> Data rows
****

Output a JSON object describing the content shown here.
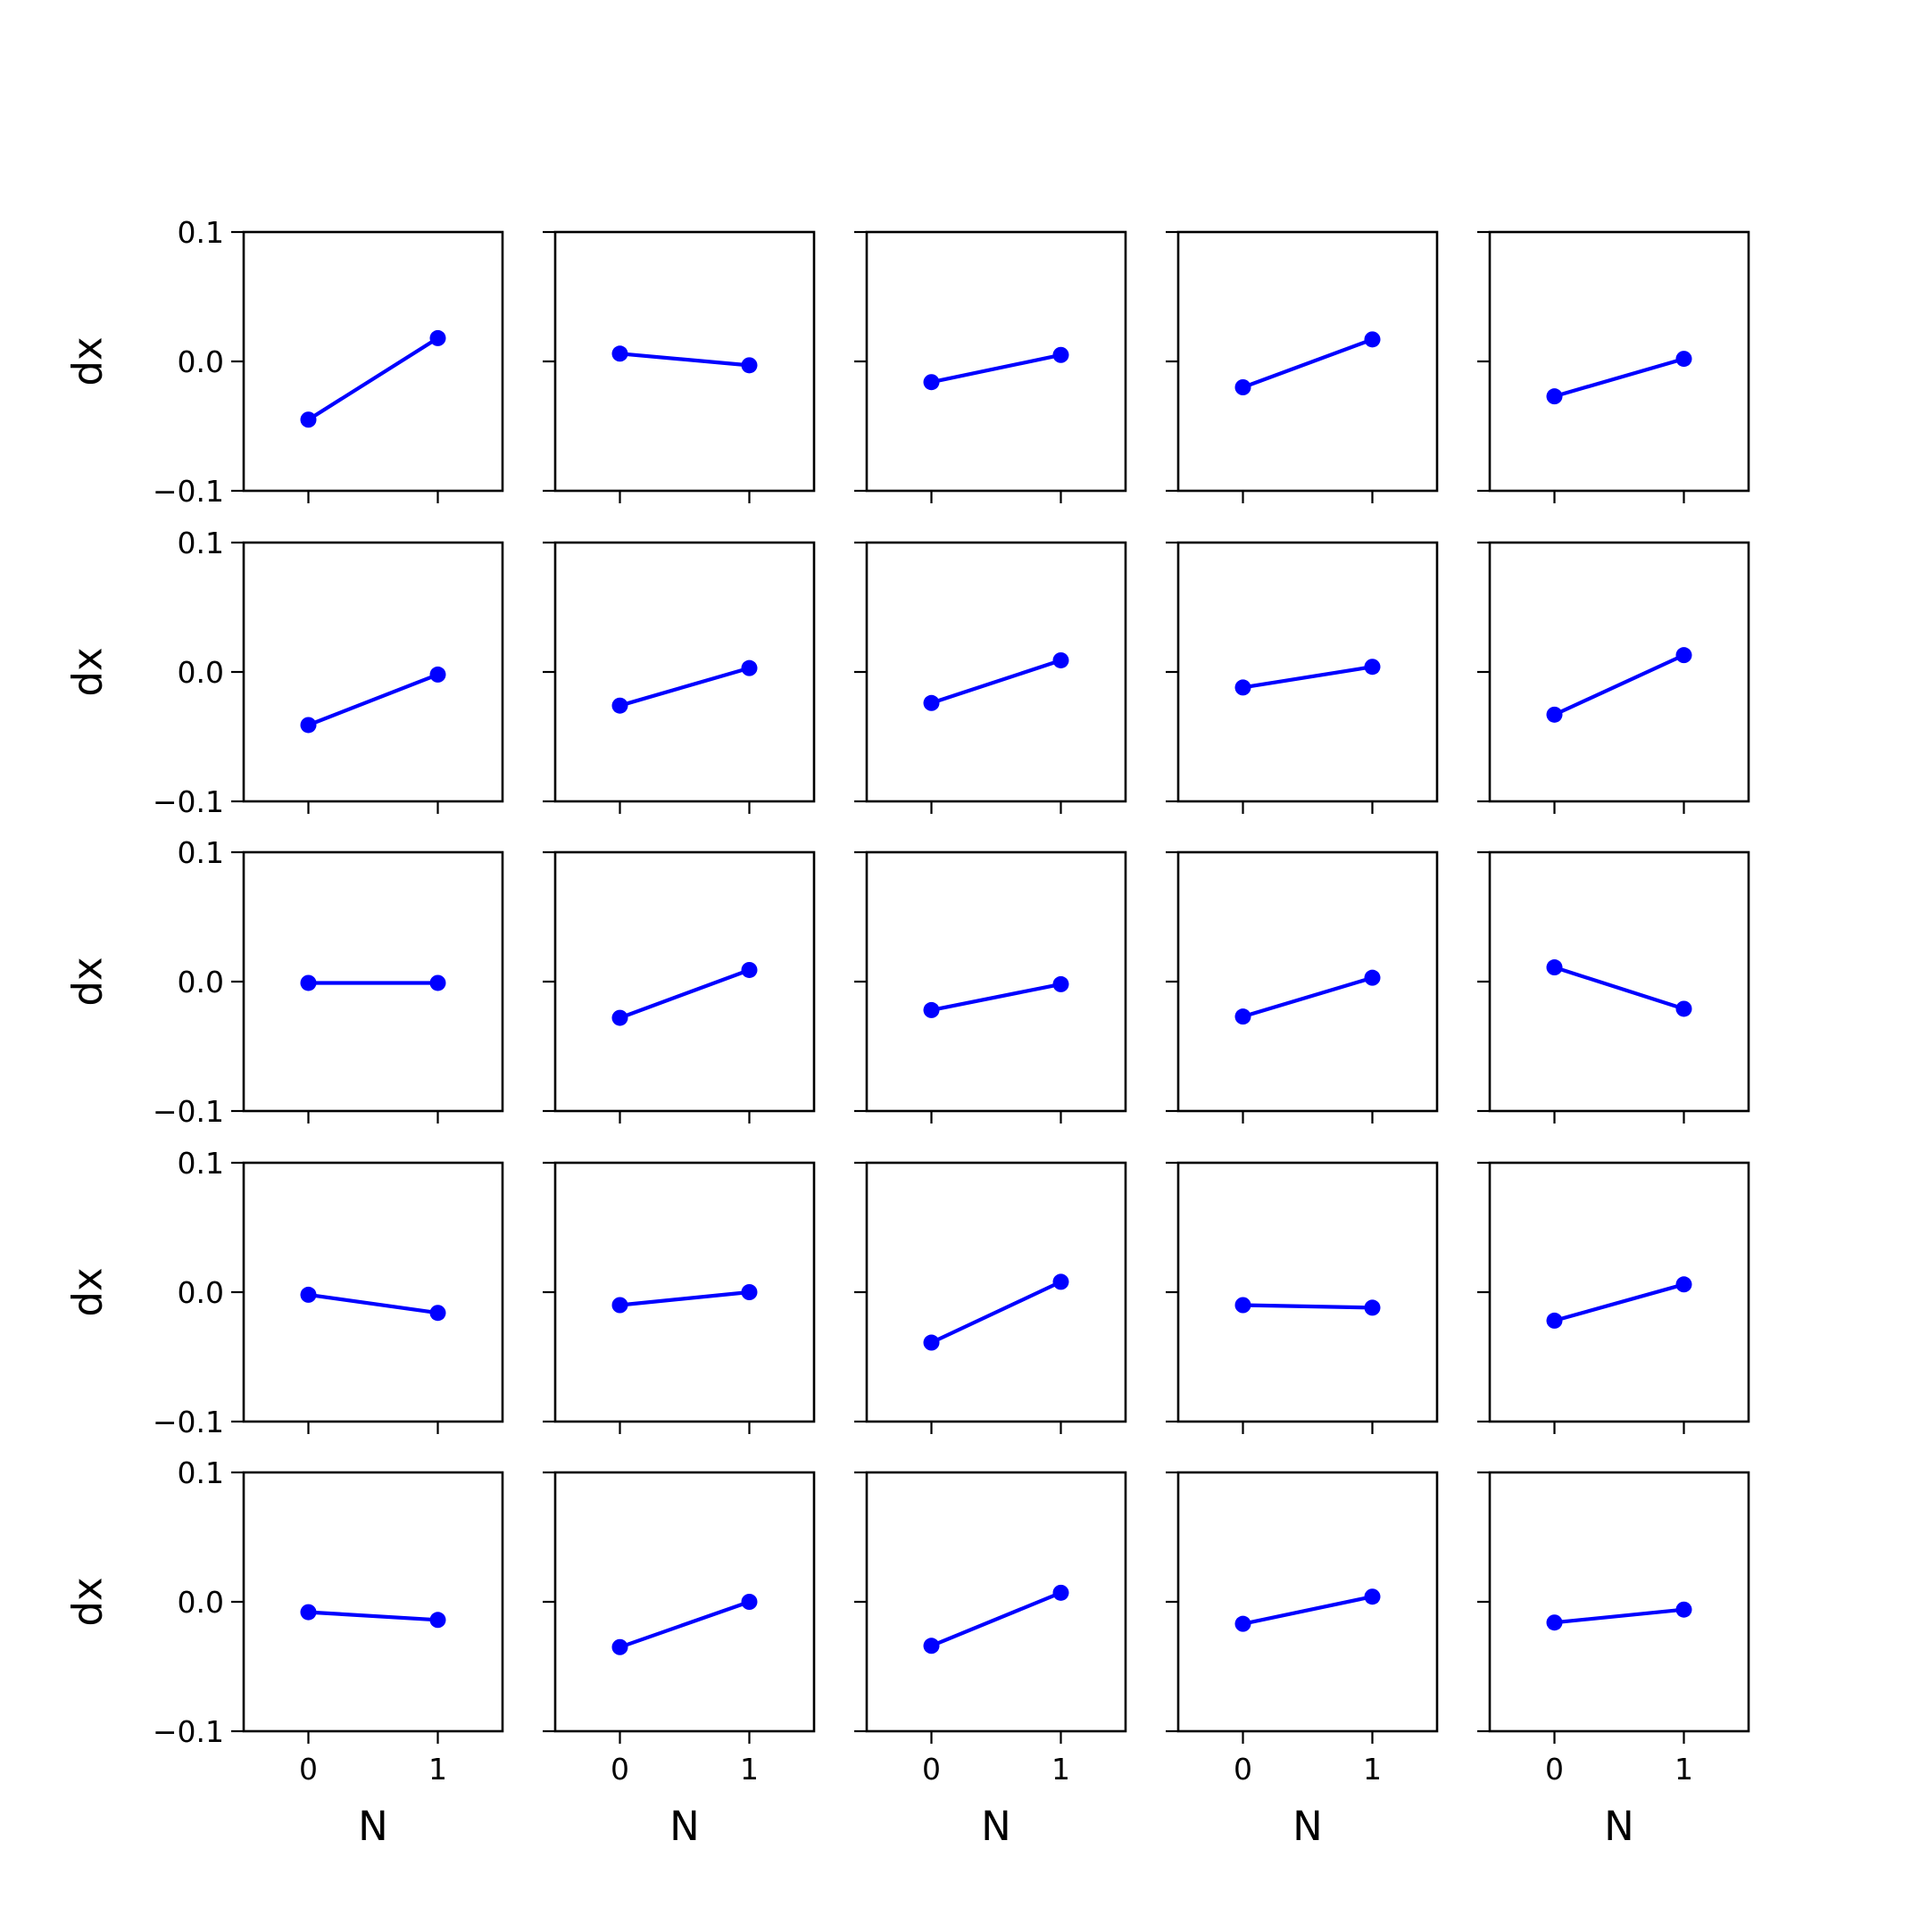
{
  "figure": {
    "line_color": "#0000ff",
    "axes_color": "#000000",
    "background": "#ffffff"
  },
  "chart_data": {
    "type": "line",
    "layout": "5x5 small multiples",
    "xlabel": "N",
    "ylabel": "dx",
    "xticks": [
      0,
      1
    ],
    "xtick_labels": [
      "0",
      "1"
    ],
    "yticks": [
      -0.1,
      0.0,
      0.1
    ],
    "ytick_labels": [
      "−0.1",
      "0.0",
      "0.1"
    ],
    "xlim": [
      -0.5,
      1.5
    ],
    "ylim": [
      -0.1,
      0.1
    ],
    "grid": false,
    "marker": "circle",
    "panels": [
      {
        "x": [
          0,
          1
        ],
        "y": [
          -0.045,
          0.018
        ]
      },
      {
        "x": [
          0,
          1
        ],
        "y": [
          0.006,
          -0.003
        ]
      },
      {
        "x": [
          0,
          1
        ],
        "y": [
          -0.016,
          0.005
        ]
      },
      {
        "x": [
          0,
          1
        ],
        "y": [
          -0.02,
          0.017
        ]
      },
      {
        "x": [
          0,
          1
        ],
        "y": [
          -0.027,
          0.002
        ]
      },
      {
        "x": [
          0,
          1
        ],
        "y": [
          -0.041,
          -0.002
        ]
      },
      {
        "x": [
          0,
          1
        ],
        "y": [
          -0.026,
          0.003
        ]
      },
      {
        "x": [
          0,
          1
        ],
        "y": [
          -0.024,
          0.009
        ]
      },
      {
        "x": [
          0,
          1
        ],
        "y": [
          -0.012,
          0.004
        ]
      },
      {
        "x": [
          0,
          1
        ],
        "y": [
          -0.033,
          0.013
        ]
      },
      {
        "x": [
          0,
          1
        ],
        "y": [
          -0.001,
          -0.001
        ]
      },
      {
        "x": [
          0,
          1
        ],
        "y": [
          -0.028,
          0.009
        ]
      },
      {
        "x": [
          0,
          1
        ],
        "y": [
          -0.022,
          -0.002
        ]
      },
      {
        "x": [
          0,
          1
        ],
        "y": [
          -0.027,
          0.003
        ]
      },
      {
        "x": [
          0,
          1
        ],
        "y": [
          0.011,
          -0.021
        ]
      },
      {
        "x": [
          0,
          1
        ],
        "y": [
          -0.002,
          -0.016
        ]
      },
      {
        "x": [
          0,
          1
        ],
        "y": [
          -0.01,
          0.0
        ]
      },
      {
        "x": [
          0,
          1
        ],
        "y": [
          -0.039,
          0.008
        ]
      },
      {
        "x": [
          0,
          1
        ],
        "y": [
          -0.01,
          -0.012
        ]
      },
      {
        "x": [
          0,
          1
        ],
        "y": [
          -0.022,
          0.006
        ]
      },
      {
        "x": [
          0,
          1
        ],
        "y": [
          -0.008,
          -0.014
        ]
      },
      {
        "x": [
          0,
          1
        ],
        "y": [
          -0.035,
          0.0
        ]
      },
      {
        "x": [
          0,
          1
        ],
        "y": [
          -0.034,
          0.007
        ]
      },
      {
        "x": [
          0,
          1
        ],
        "y": [
          -0.017,
          0.004
        ]
      },
      {
        "x": [
          0,
          1
        ],
        "y": [
          -0.016,
          -0.006
        ]
      }
    ]
  }
}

****

> Problem requirements
Omit the pictures, and quote the material above exactly as given.

> Task output
Output a JSON object describing the content shown here.
{
  "figure": {
    "line_color": "#0000ff",
    "axes_color": "#000000",
    "background": "#ffffff"
  },
  "chart_data": {
    "type": "line",
    "layout": "5x5 small multiples",
    "xlabel": "N",
    "ylabel": "dx",
    "xticks": [
      0,
      1
    ],
    "xtick_labels": [
      "0",
      "1"
    ],
    "yticks": [
      -0.1,
      0.0,
      0.1
    ],
    "ytick_labels": [
      "−0.1",
      "0.0",
      "0.1"
    ],
    "xlim": [
      -0.5,
      1.5
    ],
    "ylim": [
      -0.1,
      0.1
    ],
    "grid": false,
    "marker": "circle",
    "panels": [
      {
        "x": [
          0,
          1
        ],
        "y": [
          -0.045,
          0.018
        ]
      },
      {
        "x": [
          0,
          1
        ],
        "y": [
          0.006,
          -0.003
        ]
      },
      {
        "x": [
          0,
          1
        ],
        "y": [
          -0.016,
          0.005
        ]
      },
      {
        "x": [
          0,
          1
        ],
        "y": [
          -0.02,
          0.017
        ]
      },
      {
        "x": [
          0,
          1
        ],
        "y": [
          -0.027,
          0.002
        ]
      },
      {
        "x": [
          0,
          1
        ],
        "y": [
          -0.041,
          -0.002
        ]
      },
      {
        "x": [
          0,
          1
        ],
        "y": [
          -0.026,
          0.003
        ]
      },
      {
        "x": [
          0,
          1
        ],
        "y": [
          -0.024,
          0.009
        ]
      },
      {
        "x": [
          0,
          1
        ],
        "y": [
          -0.012,
          0.004
        ]
      },
      {
        "x": [
          0,
          1
        ],
        "y": [
          -0.033,
          0.013
        ]
      },
      {
        "x": [
          0,
          1
        ],
        "y": [
          -0.001,
          -0.001
        ]
      },
      {
        "x": [
          0,
          1
        ],
        "y": [
          -0.028,
          0.009
        ]
      },
      {
        "x": [
          0,
          1
        ],
        "y": [
          -0.022,
          -0.002
        ]
      },
      {
        "x": [
          0,
          1
        ],
        "y": [
          -0.027,
          0.003
        ]
      },
      {
        "x": [
          0,
          1
        ],
        "y": [
          0.011,
          -0.021
        ]
      },
      {
        "x": [
          0,
          1
        ],
        "y": [
          -0.002,
          -0.016
        ]
      },
      {
        "x": [
          0,
          1
        ],
        "y": [
          -0.01,
          0.0
        ]
      },
      {
        "x": [
          0,
          1
        ],
        "y": [
          -0.039,
          0.008
        ]
      },
      {
        "x": [
          0,
          1
        ],
        "y": [
          -0.01,
          -0.012
        ]
      },
      {
        "x": [
          0,
          1
        ],
        "y": [
          -0.022,
          0.006
        ]
      },
      {
        "x": [
          0,
          1
        ],
        "y": [
          -0.008,
          -0.014
        ]
      },
      {
        "x": [
          0,
          1
        ],
        "y": [
          -0.035,
          0.0
        ]
      },
      {
        "x": [
          0,
          1
        ],
        "y": [
          -0.034,
          0.007
        ]
      },
      {
        "x": [
          0,
          1
        ],
        "y": [
          -0.017,
          0.004
        ]
      },
      {
        "x": [
          0,
          1
        ],
        "y": [
          -0.016,
          -0.006
        ]
      }
    ]
  }
}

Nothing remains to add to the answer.